I'm dealing with a simple issue in a complex system. I've simplified my code base into a ~50 line program here or here (git clone and cargo run it!):
use std::time::Duration;
use tokio::time::timeout;
use tokio::time::sleep;
use rand::random;
async fn manage_lag(data:String) {
// Example function that handles sending data to a webserver
// A similar function is called after hard_process in the async function, but it
dbg!(data);
}
async fn hard_process(data:String) {
// Function that randomly waits 1-5 seconds to simulate issues I'm dealing with.
sleep(Duration::from_secs(random::<u64>() % 5)).await;
println!("{}",data);
println!("Wow that was cool.");
}
#[tokio::main]
async fn main() {
let lots_of_data = vec!["business".to_string(),"numbers1".to_string(),"numbers2".to_string(),"numbers3".to_string(),"is this working?".to_string()];
let mut jobs = Vec::new();
for d in lots_of_data {
let a_data = d.clone();
let new_job = tokio::spawn(async move {
hard_process(a_data);
// This data ends up getting sent via HTTP
// If it takes too long, it never gets sent to this HTTP server (I need it to
// eventually)
});
}
for j in jobs {
match timeout(Duration::from_secs(3), j).await {
Ok(_) => (),
Err(e) => {
println!("Whoa, a job took too long!");
manage_lag(data); // Getting this data here is the issue!!! I need to send the
// data, but I'm not sure how to get it there.
},
}
}
}
TL;DR I need to get data from the given thread that fails for error logging purposes. I was told mutex and arc types would do this, but after 2 hours trying to implement it, I kept failing. I guess I don't fully understand how threads work.
Any recommendations on solving this will be greatly appreciated!
you are never actually collecting the job handles in the jobs Vec. (This is one of the reasons why it's better to use iterators and collect() rather than pushing/inserting in a loop.)
you are never awaiting several async functions.
After fixing these problems, the solution to your original question is easy (since you are cloning each piece of data anyway): just collect into a vec of (job, data) pairs, and iterate over those. Fixed playground.
It's a little hard to say what the best option is without more context, but you can definitely just use an Arc if you want to log what request data has taken too long.
It's important to note that a timeout firing doesn't necessarily mean the remote HTTP server you sent a request to didn't handle the request though.
use rand::random;
use std::sync::Arc;
use std::time::Duration;
use tokio::time::sleep;
use tokio::time::timeout;
async fn manage_lag(data: &str) {
dbg!(data);
}
async fn hard_process(data: Arc<String>) {
sleep(Duration::from_secs(random::<u64>() % 5)).await;
println!("{}", data);
println!("Wow that was cool.");
}
#[tokio::main]
async fn main() {
let lots_of_data = vec![
"business".to_string(),
"numbers1".to_string(),
"numbers2".to_string(),
"numbers3".to_string(),
"is this working?".to_string(),
]
.into_iter()

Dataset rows
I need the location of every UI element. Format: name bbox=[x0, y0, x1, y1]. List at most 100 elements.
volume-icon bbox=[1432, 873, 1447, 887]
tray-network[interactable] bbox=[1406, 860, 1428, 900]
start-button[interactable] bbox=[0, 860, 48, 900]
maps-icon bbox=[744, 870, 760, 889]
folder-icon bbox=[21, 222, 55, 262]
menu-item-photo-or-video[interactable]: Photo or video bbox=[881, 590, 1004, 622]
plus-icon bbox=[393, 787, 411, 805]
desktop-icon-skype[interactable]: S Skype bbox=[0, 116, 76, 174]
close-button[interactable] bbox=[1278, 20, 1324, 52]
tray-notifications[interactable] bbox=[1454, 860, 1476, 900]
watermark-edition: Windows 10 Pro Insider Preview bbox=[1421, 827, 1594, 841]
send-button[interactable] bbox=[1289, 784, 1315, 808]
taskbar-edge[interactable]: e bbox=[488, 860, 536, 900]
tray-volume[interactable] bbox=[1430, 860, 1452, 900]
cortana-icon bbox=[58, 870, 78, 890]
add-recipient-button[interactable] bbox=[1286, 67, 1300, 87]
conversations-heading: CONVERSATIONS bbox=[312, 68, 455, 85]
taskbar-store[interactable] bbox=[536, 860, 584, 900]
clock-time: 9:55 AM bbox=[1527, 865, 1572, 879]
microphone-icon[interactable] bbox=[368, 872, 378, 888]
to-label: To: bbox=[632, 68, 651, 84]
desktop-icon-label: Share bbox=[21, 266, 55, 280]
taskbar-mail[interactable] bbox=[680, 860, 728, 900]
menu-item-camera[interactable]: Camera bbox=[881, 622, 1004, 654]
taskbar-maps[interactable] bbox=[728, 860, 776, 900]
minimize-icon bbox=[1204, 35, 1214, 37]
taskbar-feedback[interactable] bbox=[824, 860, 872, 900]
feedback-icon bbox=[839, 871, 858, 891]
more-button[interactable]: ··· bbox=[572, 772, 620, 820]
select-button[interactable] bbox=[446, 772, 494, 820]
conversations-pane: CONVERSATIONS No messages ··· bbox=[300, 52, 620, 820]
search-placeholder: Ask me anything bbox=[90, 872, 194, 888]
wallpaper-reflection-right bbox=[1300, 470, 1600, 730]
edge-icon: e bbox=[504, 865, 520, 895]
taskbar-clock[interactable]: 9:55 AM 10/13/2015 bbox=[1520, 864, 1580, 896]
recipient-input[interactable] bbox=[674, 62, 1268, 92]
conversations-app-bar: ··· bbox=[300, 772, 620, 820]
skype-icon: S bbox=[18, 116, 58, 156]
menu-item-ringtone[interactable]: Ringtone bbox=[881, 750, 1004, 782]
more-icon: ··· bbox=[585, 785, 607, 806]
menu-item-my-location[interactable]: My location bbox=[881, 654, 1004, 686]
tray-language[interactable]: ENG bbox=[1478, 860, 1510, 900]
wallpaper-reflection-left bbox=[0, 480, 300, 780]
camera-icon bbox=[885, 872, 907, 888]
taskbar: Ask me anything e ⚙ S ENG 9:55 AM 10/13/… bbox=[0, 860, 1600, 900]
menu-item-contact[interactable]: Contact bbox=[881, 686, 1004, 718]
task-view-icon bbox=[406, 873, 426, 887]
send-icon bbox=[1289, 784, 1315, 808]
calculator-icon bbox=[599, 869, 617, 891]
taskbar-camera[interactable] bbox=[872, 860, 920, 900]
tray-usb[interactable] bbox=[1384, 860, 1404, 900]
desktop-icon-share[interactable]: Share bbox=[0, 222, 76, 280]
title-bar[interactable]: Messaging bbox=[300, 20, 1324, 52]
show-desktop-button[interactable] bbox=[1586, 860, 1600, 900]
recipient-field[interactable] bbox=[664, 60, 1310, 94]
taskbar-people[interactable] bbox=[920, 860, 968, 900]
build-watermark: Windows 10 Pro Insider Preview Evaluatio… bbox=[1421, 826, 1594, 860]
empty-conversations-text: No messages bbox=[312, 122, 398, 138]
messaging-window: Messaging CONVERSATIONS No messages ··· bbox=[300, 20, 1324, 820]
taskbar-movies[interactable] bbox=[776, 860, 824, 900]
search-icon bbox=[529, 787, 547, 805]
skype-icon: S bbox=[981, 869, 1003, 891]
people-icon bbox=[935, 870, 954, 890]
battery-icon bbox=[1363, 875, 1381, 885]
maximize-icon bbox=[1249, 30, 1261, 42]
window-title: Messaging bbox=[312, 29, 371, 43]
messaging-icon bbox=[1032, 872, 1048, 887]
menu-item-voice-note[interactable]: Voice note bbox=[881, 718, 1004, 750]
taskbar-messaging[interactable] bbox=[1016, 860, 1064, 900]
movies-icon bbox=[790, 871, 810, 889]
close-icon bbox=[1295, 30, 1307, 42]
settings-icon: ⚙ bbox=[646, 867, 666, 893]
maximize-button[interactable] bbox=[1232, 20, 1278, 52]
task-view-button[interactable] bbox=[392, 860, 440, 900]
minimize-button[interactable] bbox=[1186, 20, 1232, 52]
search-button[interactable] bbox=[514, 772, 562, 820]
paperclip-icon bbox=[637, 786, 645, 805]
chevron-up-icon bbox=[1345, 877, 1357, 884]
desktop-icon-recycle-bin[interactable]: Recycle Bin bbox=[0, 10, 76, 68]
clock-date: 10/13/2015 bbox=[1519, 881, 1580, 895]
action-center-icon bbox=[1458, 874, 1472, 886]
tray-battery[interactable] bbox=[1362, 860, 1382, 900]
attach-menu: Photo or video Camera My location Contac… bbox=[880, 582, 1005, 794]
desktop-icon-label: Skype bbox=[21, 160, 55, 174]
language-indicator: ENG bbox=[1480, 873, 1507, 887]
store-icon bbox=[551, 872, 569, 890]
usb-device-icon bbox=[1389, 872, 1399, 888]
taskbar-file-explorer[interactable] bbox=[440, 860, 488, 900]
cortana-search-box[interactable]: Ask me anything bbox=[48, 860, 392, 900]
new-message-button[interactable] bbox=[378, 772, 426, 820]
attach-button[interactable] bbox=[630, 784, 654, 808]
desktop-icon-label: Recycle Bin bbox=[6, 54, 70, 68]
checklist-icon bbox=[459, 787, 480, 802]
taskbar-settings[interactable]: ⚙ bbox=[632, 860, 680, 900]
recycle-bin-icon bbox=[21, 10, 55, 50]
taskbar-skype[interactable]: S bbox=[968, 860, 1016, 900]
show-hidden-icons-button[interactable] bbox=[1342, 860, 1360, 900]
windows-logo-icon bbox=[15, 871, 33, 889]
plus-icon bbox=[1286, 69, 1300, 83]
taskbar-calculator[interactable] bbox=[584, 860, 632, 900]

**PROBLEM SET:**
- A) Can you reproduce the records verbatim, starting at the first line of the records and ending at the line that contains "folder-icon bbox=[21, 222, 55, 262]"?
- B) What follows the last line shown in the forum thread on recovering data from timed-out Tokio jobs? Continue it from there.

**PER-TASK ANSWERS:**
- A)
I need the location of every UI element. Format: name bbox=[x0, y0, x1, y1]. List at most 100 elements.
volume-icon bbox=[1432, 873, 1447, 887]
tray-network[interactable] bbox=[1406, 860, 1428, 900]
start-button[interactable] bbox=[0, 860, 48, 900]
maps-icon bbox=[744, 870, 760, 889]
folder-icon bbox=[21, 222, 55, 262]

- B)
// Mapping the data into an `Arc<String>` so we don't have to clone a whole string
.map(|s| Arc::new(s));
let jobs: Vec<_> = lots_of_data
.map(|d| {
let a_data = d.clone();
let new_job = tokio::spawn(async move {
hard_process(a_data).await;
});
// Map the input data to include the job, and return the data as well.
(new_job, d)
})
.collect();
for (j, data) in jobs {
match timeout(Duration::from_secs(3), j).await {
Ok(_) => (),
Err(e) => {
// The request could have succeeded and timed out only on sending a response back.
// So be careful what assumptions you make here
println!("Whoa, a job took too long!");
manage_lag(&data).await;
}
}
}
}
Also worth noting: The way you wrote your timeouts will inevitably mean that later jobs have much longer apparent timeouts than 3 seconds since you await each timeout future in the loop. If you want the timeouts to apply to each job at the point it was started, you need to use something like FuturesUnordered to make sure the timeout futures are all polled immediately after they're created.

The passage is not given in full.